> Task to carry out:
Extract every entry word for word.

[Begin Input material]

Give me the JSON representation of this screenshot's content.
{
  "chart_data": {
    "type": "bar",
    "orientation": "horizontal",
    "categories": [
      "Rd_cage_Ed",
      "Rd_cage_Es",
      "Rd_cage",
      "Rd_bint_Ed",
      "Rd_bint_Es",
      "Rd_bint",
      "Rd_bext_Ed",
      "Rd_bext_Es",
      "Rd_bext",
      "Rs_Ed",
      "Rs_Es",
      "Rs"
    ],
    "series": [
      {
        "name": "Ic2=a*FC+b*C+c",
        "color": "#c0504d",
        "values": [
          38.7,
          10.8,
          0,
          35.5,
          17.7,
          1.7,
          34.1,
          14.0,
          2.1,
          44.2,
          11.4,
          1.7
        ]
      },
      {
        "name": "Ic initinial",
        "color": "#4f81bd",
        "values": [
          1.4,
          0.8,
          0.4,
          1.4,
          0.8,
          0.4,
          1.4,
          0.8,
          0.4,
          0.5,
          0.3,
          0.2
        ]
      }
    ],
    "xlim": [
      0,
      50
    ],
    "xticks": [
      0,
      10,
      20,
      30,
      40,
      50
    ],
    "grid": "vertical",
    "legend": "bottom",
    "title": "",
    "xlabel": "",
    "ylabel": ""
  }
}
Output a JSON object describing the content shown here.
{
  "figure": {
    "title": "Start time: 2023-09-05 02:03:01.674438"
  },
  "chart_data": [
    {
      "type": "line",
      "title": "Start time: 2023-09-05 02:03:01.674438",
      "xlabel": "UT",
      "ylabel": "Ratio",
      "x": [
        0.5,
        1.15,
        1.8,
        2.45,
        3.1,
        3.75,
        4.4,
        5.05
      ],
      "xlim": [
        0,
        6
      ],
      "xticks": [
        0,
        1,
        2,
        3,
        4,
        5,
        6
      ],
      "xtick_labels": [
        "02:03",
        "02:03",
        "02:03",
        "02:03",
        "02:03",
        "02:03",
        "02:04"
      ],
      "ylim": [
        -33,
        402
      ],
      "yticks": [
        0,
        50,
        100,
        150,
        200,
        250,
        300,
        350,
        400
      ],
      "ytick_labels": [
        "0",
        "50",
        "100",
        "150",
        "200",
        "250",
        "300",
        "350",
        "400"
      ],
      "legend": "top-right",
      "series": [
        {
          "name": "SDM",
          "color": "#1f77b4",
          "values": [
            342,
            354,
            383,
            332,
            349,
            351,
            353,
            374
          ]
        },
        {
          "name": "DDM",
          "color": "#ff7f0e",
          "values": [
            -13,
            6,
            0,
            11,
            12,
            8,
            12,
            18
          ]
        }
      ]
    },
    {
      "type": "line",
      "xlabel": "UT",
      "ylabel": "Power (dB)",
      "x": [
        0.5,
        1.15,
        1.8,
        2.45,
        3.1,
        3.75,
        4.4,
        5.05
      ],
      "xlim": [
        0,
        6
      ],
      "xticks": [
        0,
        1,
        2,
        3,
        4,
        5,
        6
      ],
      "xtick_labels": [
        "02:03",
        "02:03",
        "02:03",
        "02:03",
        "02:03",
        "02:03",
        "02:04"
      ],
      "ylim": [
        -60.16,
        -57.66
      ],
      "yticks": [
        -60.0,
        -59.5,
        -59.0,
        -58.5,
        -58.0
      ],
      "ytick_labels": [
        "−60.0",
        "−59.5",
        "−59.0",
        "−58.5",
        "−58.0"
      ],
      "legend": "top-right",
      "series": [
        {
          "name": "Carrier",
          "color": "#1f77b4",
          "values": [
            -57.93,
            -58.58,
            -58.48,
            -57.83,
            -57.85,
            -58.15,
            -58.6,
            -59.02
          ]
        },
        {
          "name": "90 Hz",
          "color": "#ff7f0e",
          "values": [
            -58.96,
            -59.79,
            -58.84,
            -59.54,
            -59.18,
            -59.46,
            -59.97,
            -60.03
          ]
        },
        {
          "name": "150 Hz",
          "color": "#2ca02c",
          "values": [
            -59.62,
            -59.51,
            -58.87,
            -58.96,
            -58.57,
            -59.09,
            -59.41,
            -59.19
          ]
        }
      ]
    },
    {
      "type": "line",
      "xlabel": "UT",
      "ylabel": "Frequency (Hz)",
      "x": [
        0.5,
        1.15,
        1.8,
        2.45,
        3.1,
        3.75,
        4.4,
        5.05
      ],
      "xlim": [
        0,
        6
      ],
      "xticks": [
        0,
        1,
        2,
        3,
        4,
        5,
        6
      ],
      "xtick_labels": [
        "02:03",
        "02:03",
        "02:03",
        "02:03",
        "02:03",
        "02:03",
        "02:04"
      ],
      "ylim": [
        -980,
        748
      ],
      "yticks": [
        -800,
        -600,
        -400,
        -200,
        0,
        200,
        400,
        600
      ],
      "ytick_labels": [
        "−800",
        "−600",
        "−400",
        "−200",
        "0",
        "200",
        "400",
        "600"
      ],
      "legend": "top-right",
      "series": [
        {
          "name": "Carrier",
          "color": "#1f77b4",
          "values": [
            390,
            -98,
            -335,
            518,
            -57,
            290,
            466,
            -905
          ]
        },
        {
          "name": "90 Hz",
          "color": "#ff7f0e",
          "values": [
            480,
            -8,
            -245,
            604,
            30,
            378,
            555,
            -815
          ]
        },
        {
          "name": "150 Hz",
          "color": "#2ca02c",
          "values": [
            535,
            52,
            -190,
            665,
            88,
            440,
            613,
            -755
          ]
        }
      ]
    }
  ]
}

[End Input material]

> Task solution:
Give me the JSON representation of this screenshot's content.
{
  "chart_data": {
    "type": "bar",
    "orientation": "horizontal",
    "categories": [
      "Rd_cage_Ed",
      "Rd_cage_Es",
      "Rd_cage",
      "Rd_bint_Ed",
      "Rd_bint_Es",
      "Rd_bint",
      "Rd_bext_Ed",
      "Rd_bext_Es",
      "Rd_bext",
      "Rs_Ed",
      "Rs_Es",
      "Rs"
    ],
    "series": [
      {
        "name": "Ic2=a*FC+b*C+c",
        "color": "#c0504d",
        "values": [
          38.7,
          10.8,
          0,
          35.5,
          17.7,
          1.7,
          34.1,
          14.0,
          2.1,
          44.2,
          11.4,
          1.7
        ]
      },
      {
        "name": "Ic initinial",
        "color": "#4f81bd",
        "values": [
          1.4,
          0.8,
          0.4,
          1.4,
          0.8,
          0.4,
          1.4,
          0.8,
          0.4,
          0.5,
          0.3,
          0.2
        ]
      }
    ],
    "xlim": [
      0,
      50
    ],
    "xticks": [
      0,
      10,
      20,
      30,
      40,
      50
    ],
    "grid": "vertical",
    "legend": "bottom",
    "title": "",
    "xlabel": "",
    "ylabel": ""
  }
}
Output a JSON object describing the content shown here.
{
  "figure": {
    "title": "Start time: 2023-09-05 02:03:01.674438"
  },
  "chart_data": [
    {
      "type": "line",
      "title": "Start time: 2023-09-05 02:03:01.674438",
      "xlabel": "UT",
      "ylabel": "Ratio",
      "x": [
        0.5,
        1.15,
        1.8,
        2.45,
        3.1,
        3.75,
        4.4,
        5.05
      ],
      "xlim": [
        0,
        6
      ],
      "xticks": [
        0,
        1,
        2,
        3,
        4,
        5,
        6
      ],
      "xtick_labels": [
        "02:03",
        "02:03",
        "02:03",
        "02:03",
        "02:03",
        "02:03",
        "02:04"
      ],
      "ylim": [
        -33,
        402
      ],
      "yticks": [
        0,
        50,
        100,
        150,
        200,
        250,
        300,
        350,
        400
      ],
      "ytick_labels": [
        "0",
        "50",
        "100",
        "150",
        "200",
        "250",
        "300",
        "350",
        "400"
      ],
      "legend": "top-right",
      "series": [
        {
          "name": "SDM",
          "color": "#1f77b4",
          "values": [
            342,
            354,
            383,
            332,
            349,
            351,
            353,
            374
          ]
        },
        {
          "name": "DDM",
          "color": "#ff7f0e",
          "values": [
            -13,
            6,
            0,
            11,
            12,
            8,
            12,
            18
          ]
        }
      ]
    },
    {
      "type": "line",
      "xlabel": "UT",
      "ylabel": "Power (dB)",
      "x": [
        0.5,
        1.15,
        1.8,
        2.45,
        3.1,
        3.75,
        4.4,
        5.05
      ],
      "xlim": [
        0,
        6
      ],
      "xticks": [
        0,
        1,
        2,
        3,
        4,
        5,
        6
      ],
      "xtick_labels": [
        "02:03",
        "02:03",
        "02:03",
        "02:03",
        "02:03",
        "02:03",
        "02:04"
      ],
      "ylim": [
        -60.16,
        -57.66
      ],
      "yticks": [
        -60.0,
        -59.5,
        -59.0,
        -58.5,
        -58.0
      ],
      "ytick_labels": [
        "−60.0",
        "−59.5",
        "−59.0",
        "−58.5",
        "−58.0"
      ],
      "legend": "top-right",
      "series": [
        {
          "name": "Carrier",
          "color": "#1f77b4",
          "values": [
            -57.93,
            -58.58,
            -58.48,
            -57.83,
            -57.85,
            -58.15,
            -58.6,
            -59.02
          ]
        },
        {
          "name": "90 Hz",
          "color": "#ff7f0e",
          "values": [
            -58.96,
            -59.79,
            -58.84,
            -59.54,
            -59.18,
            -59.46,
            -59.97,
            -60.03
          ]
        },
        {
          "name": "150 Hz",
          "color": "#2ca02c",
          "values": [
            -59.62,
            -59.51,
            -58.87,
            -58.96,
            -58.57,
            -59.09,
            -59.41,
            -59.19
          ]
        }
      ]
    },
    {
      "type": "line",
      "xlabel": "UT",
      "ylabel": "Frequency (Hz)",
      "x": [
        0.5,
        1.15,
        1.8,
        2.45,
        3.1,
        3.75,
        4.4,
        5.05
      ],
      "xlim": [
        0,
        6
      ],
      "xticks": [
        0,
        1,
        2,
        3,
        4,
        5,
        6
      ],
      "xtick_labels": [
        "02:03",
        "02:03",
        "02:03",
        "02:03",
        "02:03",
        "02:03",
        "02:04"
      ],
      "ylim": [
        -980,
        748
      ],
      "yticks": [
        -800,
        -600,
        -400,
        -200,
        0,
        200,
        400,
        600
      ],
      "ytick_labels": [
        "−800",
        "−600",
        "−400",
        "−200",
        "0",
        "200",
        "400",
        "600"
      ],
      "legend": "top-right",
      "series": [
        {
          "name": "Carrier",
          "color": "#1f77b4",
          "values": [
            390,
            -98,
            -335,
            518,
            -57,
            290,
            466,
            -905
          ]
        },
        {
          "name": "90 Hz",
          "color": "#ff7f0e",
          "values": [
            480,
            -8,
            -245,
            604,
            30,
            378,
            555,
            -815
          ]
        },
        {
          "name": "150 Hz",
          "color": "#2ca02c",
          "values": [
            535,
            52,
            -190,
            665,
            88,
            440,
            613,
            -755
          ]
        }
      ]
    }
  ]
}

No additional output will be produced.